== REQUIRED TASK ==
Reproduce the listing exactly and skip over any pictures.

(Data entries)
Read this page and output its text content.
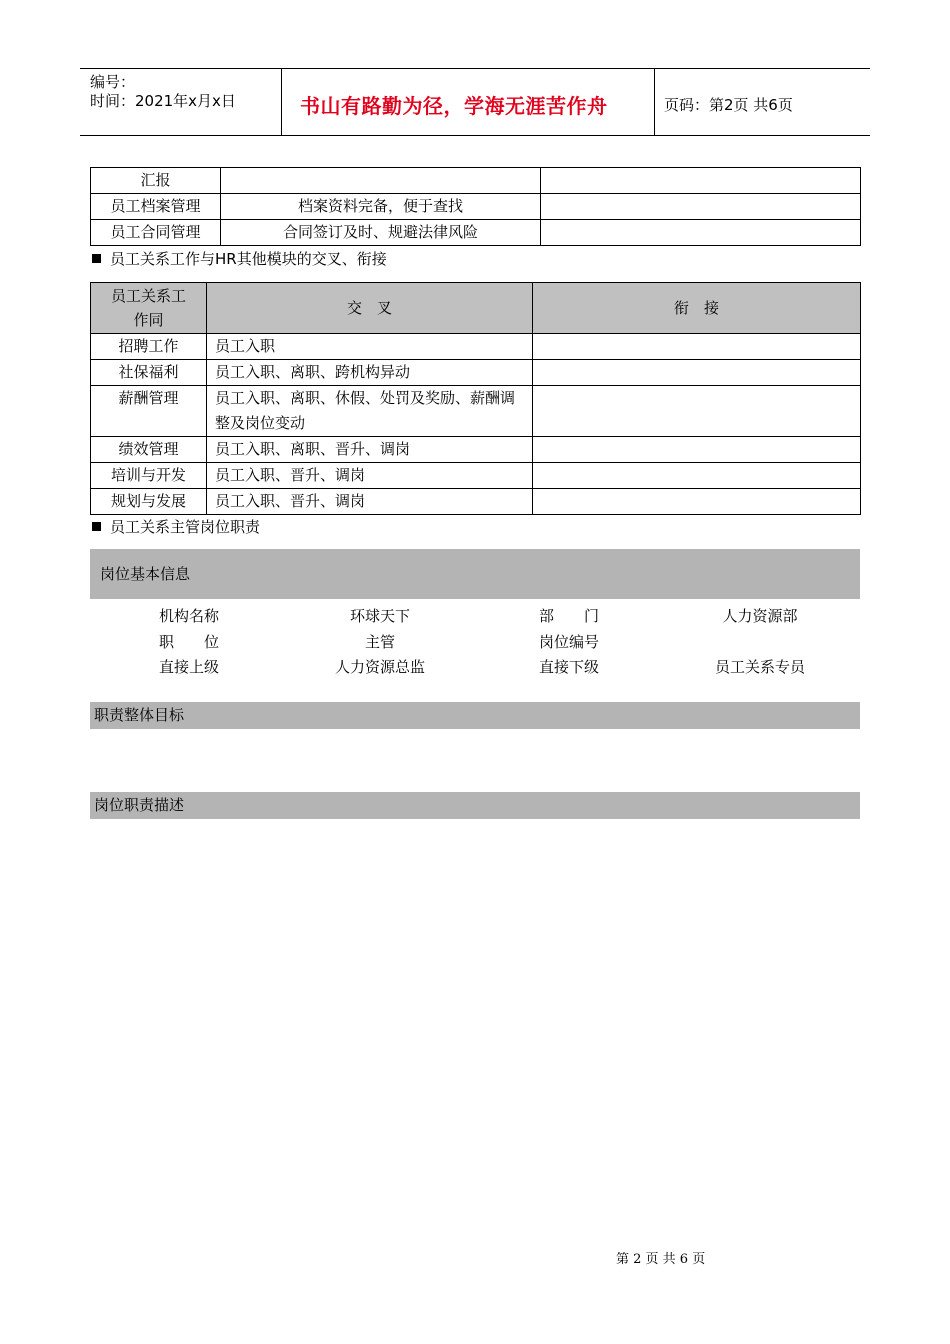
编号：
时间：2021年x月x日	书山有路勤为径，学海无涯苦作舟	页码：第2页 共6页
汇报		
员工档案管理	档案资料完备，便于查找	
员工合同管理	合同签订及时、规避法律风险	
员工关系工作与HR其他模块的交叉、衔接
员工关系工作同	交　叉	衔　接
招聘工作	员工入职	
社保福利	员工入职、离职、跨机构异动	
薪酬管理	员工入职、离职、休假、处罚及奖励、薪酬调整及岗位变动	
绩效管理	员工入职、离职、晋升、调岗	
培训与开发	员工入职、晋升、调岗	
规划与发展	员工入职、晋升、调岗	
员工关系主管岗位职责
岗位基本信息
机构名称	环球天下	部　　门	人力资源部
职　　位	主管	岗位编号
直接上级	人力资源总监	直接下级	员工关系专员
职责整体目标
岗位职责描述
第 2 页 共 6 页
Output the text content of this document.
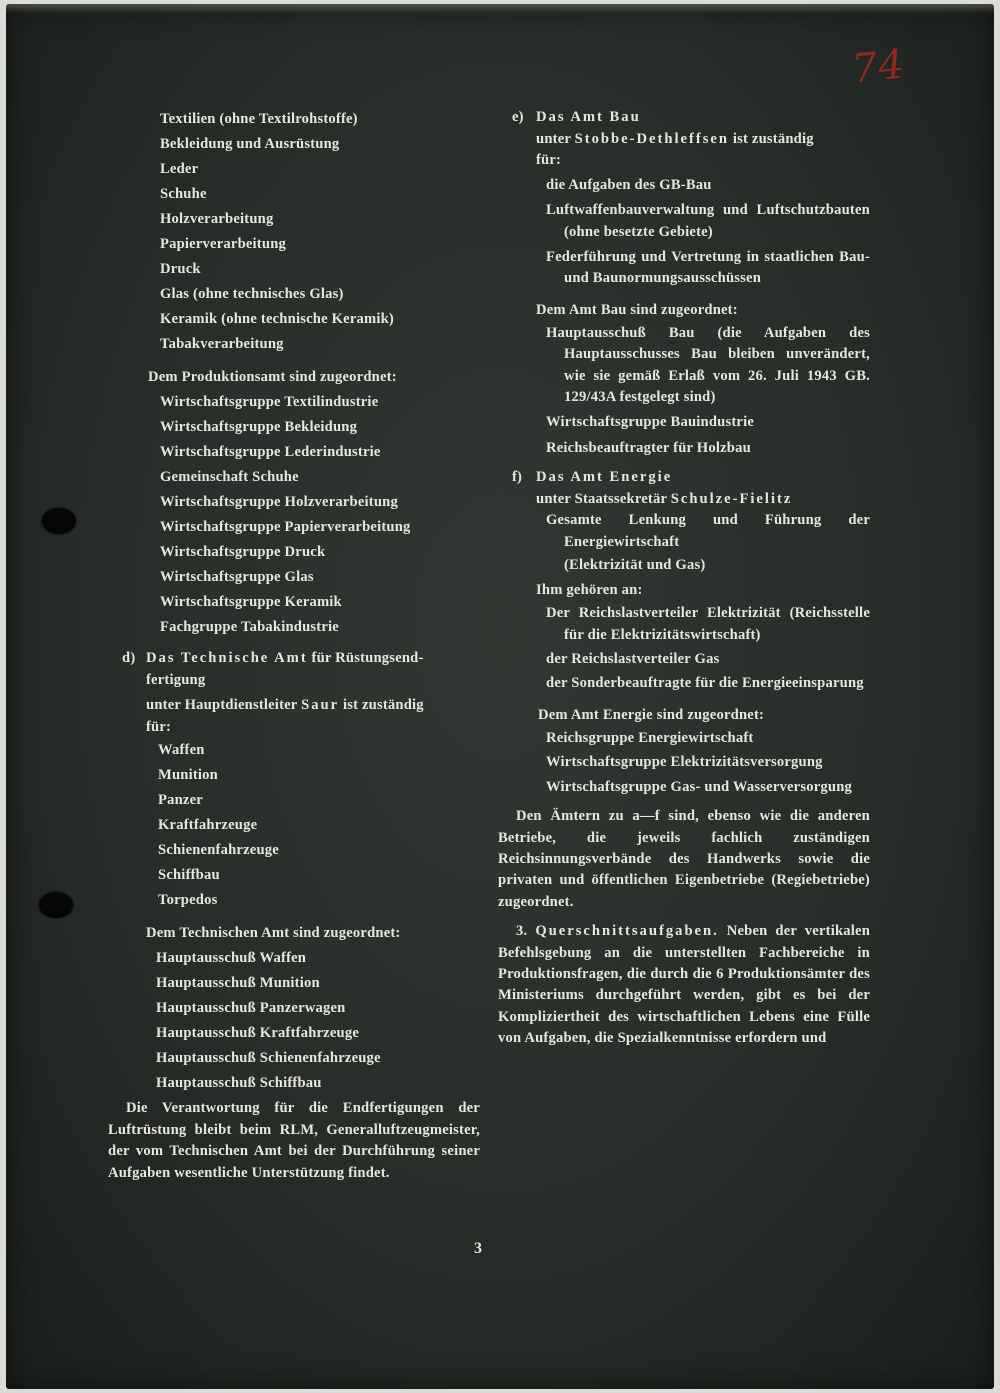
74
Textilien (ohne Textilrohstoffe)
Bekleidung und Ausrüstung
Leder
Schuhe
Holzverarbeitung
Papierverarbeitung
Druck
Glas (ohne technisches Glas)
Keramik (ohne technische Keramik)
Tabakverarbeitung
Dem Produktionsamt sind zugeordnet:
Wirtschaftsgruppe Textilindustrie
Wirtschaftsgruppe Bekleidung
Wirtschaftsgruppe Lederindustrie
Gemeinschaft Schuhe
Wirtschaftsgruppe Holzverarbeitung
Wirtschaftsgruppe Papierverarbeitung
Wirtschaftsgruppe Druck
Wirtschaftsgruppe Glas
Wirtschaftsgruppe Keramik
Fachgruppe Tabakindustrie
d) Das Technische Amt für Rüstungsend-
fertigung
unter Hauptdienstleiter Saur ist zuständig
für:
Waffen
Munition
Panzer
Kraftfahrzeuge
Schienenfahrzeuge
Schiffbau
Torpedos
Dem Technischen Amt sind zugeordnet:
Hauptausschuß Waffen
Hauptausschuß Munition
Hauptausschuß Panzerwagen
Hauptausschuß Kraftfahrzeuge
Hauptausschuß Schienenfahrzeuge
Hauptausschuß Schiffbau

Die Verantwortung für die Endfertigungen der Luftrüstung bleibt beim RLM, Generalluftzeugmeister, der vom Technischen Amt bei der Durchführung seiner Aufgaben wesentliche Unterstützung findet.

e) Das Amt Bau
unter Stobbe-Dethleffsen ist zuständig
für:

die Aufgaben des GB-Bau

Luftwaffenbauverwaltung und Luftschutzbauten (ohne besetzte Gebiete)

Federführung und Vertretung in staatlichen Bau- und Baunormungsausschüssen

Dem Amt Bau sind zugeordnet:

Hauptausschuß Bau (die Aufgaben des Hauptausschusses Bau bleiben unverändert, wie sie gemäß Erlaß vom 26. Juli 1943 GB. 129/43A festgelegt sind)

Wirtschaftsgruppe Bauindustrie

Reichsbeauftragter für Holzbau

f) Das Amt Energie
unter Staatssekretär Schulze-Fielitz

Gesamte Lenkung und Führung der Energiewirtschaft

(Elektrizität und Gas)
Ihm gehören an:

Der Reichslastverteiler Elektrizität (Reichsstelle für die Elektrizitätswirtschaft)

der Reichslastverteiler Gas

der Sonderbeauftragte für die Energieeinsparung

Dem Amt Energie sind zugeordnet:

Reichsgruppe Energiewirtschaft

Wirtschaftsgruppe Elektrizitätsversorgung

Wirtschaftsgruppe Gas- und Wasserversorgung

Den Ämtern zu a—f sind, ebenso wie die anderen Betriebe, die jeweils fachlich zuständigen Reichsinnungsverbände des Handwerks sowie die privaten und öffentlichen Eigenbetriebe (Regiebetriebe) zugeordnet.

3. Querschnittsaufgaben. Neben der vertikalen Befehlsgebung an die unterstellten Fachbereiche in Produktionsfragen, die durch die 6 Produktionsämter des Ministeriums durchgeführt werden, gibt es bei der Kompliziertheit des wirtschaftlichen Lebens eine Fülle von Aufgaben, die Spezialkenntnisse erfordern und

3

== WRITTEN ANSWER ==
Read this page and output its text content.
编号：
时间：2021年x月x日	书山有路勤为径，学海无涯苦作舟	页码：第2页 共6页
汇报		
员工档案管理	档案资料完备，便于查找	
员工合同管理	合同签订及时、规避法律风险	
员工关系工作与HR其他模块的交叉、衔接
员工关系工作同	交　叉	衔　接
招聘工作	员工入职	
社保福利	员工入职、离职、跨机构异动	
薪酬管理	员工入职、离职、休假、处罚及奖励、薪酬调整及岗位变动	
绩效管理	员工入职、离职、晋升、调岗	
培训与开发	员工入职、晋升、调岗	
规划与发展	员工入职、晋升、调岗	
员工关系主管岗位职责
岗位基本信息
机构名称	环球天下	部　　门	人力资源部
职　　位	主管	岗位编号
直接上级	人力资源总监	直接下级	员工关系专员
职责整体目标
岗位职责描述
第 2 页 共 6 页
Output the text content of this document.
74
Textilien (ohne Textilrohstoffe)
Bekleidung und Ausrüstung
Leder
Schuhe
Holzverarbeitung
Papierverarbeitung
Druck
Glas (ohne technisches Glas)
Keramik (ohne technische Keramik)
Tabakverarbeitung
Dem Produktionsamt sind zugeordnet:
Wirtschaftsgruppe Textilindustrie
Wirtschaftsgruppe Bekleidung
Wirtschaftsgruppe Lederindustrie
Gemeinschaft Schuhe
Wirtschaftsgruppe Holzverarbeitung
Wirtschaftsgruppe Papierverarbeitung
Wirtschaftsgruppe Druck
Wirtschaftsgruppe Glas
Wirtschaftsgruppe Keramik
Fachgruppe Tabakindustrie
d) Das Technische Amt für Rüstungsend-
fertigung
unter Hauptdienstleiter Saur ist zuständig
für:
Waffen
Munition
Panzer
Kraftfahrzeuge
Schienenfahrzeuge
Schiffbau
Torpedos
Dem Technischen Amt sind zugeordnet:
Hauptausschuß Waffen
Hauptausschuß Munition
Hauptausschuß Panzerwagen
Hauptausschuß Kraftfahrzeuge
Hauptausschuß Schienenfahrzeuge
Hauptausschuß Schiffbau

Die Verantwortung für die Endfertigungen der Luftrüstung bleibt beim RLM, Generalluftzeugmeister, der vom Technischen Amt bei der Durchführung seiner Aufgaben wesentliche Unterstützung findet.

e) Das Amt Bau
unter Stobbe-Dethleffsen ist zuständig
für:

die Aufgaben des GB-Bau

Luftwaffenbauverwaltung und Luftschutzbauten (ohne besetzte Gebiete)

Federführung und Vertretung in staatlichen Bau- und Baunormungsausschüssen

Dem Amt Bau sind zugeordnet:

Hauptausschuß Bau (die Aufgaben des Hauptausschusses Bau bleiben unverändert, wie sie gemäß Erlaß vom 26. Juli 1943 GB. 129/43A festgelegt sind)

Wirtschaftsgruppe Bauindustrie

Reichsbeauftragter für Holzbau

f) Das Amt Energie
unter Staatssekretär Schulze-Fielitz

Gesamte Lenkung und Führung der Energiewirtschaft

(Elektrizität und Gas)
Ihm gehören an:

Der Reichslastverteiler Elektrizität (Reichsstelle für die Elektrizitätswirtschaft)

der Reichslastverteiler Gas

der Sonderbeauftragte für die Energieeinsparung

Dem Amt Energie sind zugeordnet:

Reichsgruppe Energiewirtschaft

Wirtschaftsgruppe Elektrizitätsversorgung

Wirtschaftsgruppe Gas- und Wasserversorgung

Den Ämtern zu a—f sind, ebenso wie die anderen Betriebe, die jeweils fachlich zuständigen Reichsinnungsverbände des Handwerks sowie die privaten und öffentlichen Eigenbetriebe (Regiebetriebe) zugeordnet.

3. Querschnittsaufgaben. Neben der vertikalen Befehlsgebung an die unterstellten Fachbereiche in Produktionsfragen, die durch die 6 Produktionsämter des Ministeriums durchgeführt werden, gibt es bei der Kompliziertheit des wirtschaftlichen Lebens eine Fülle von Aufgaben, die Spezialkenntnisse erfordern und

3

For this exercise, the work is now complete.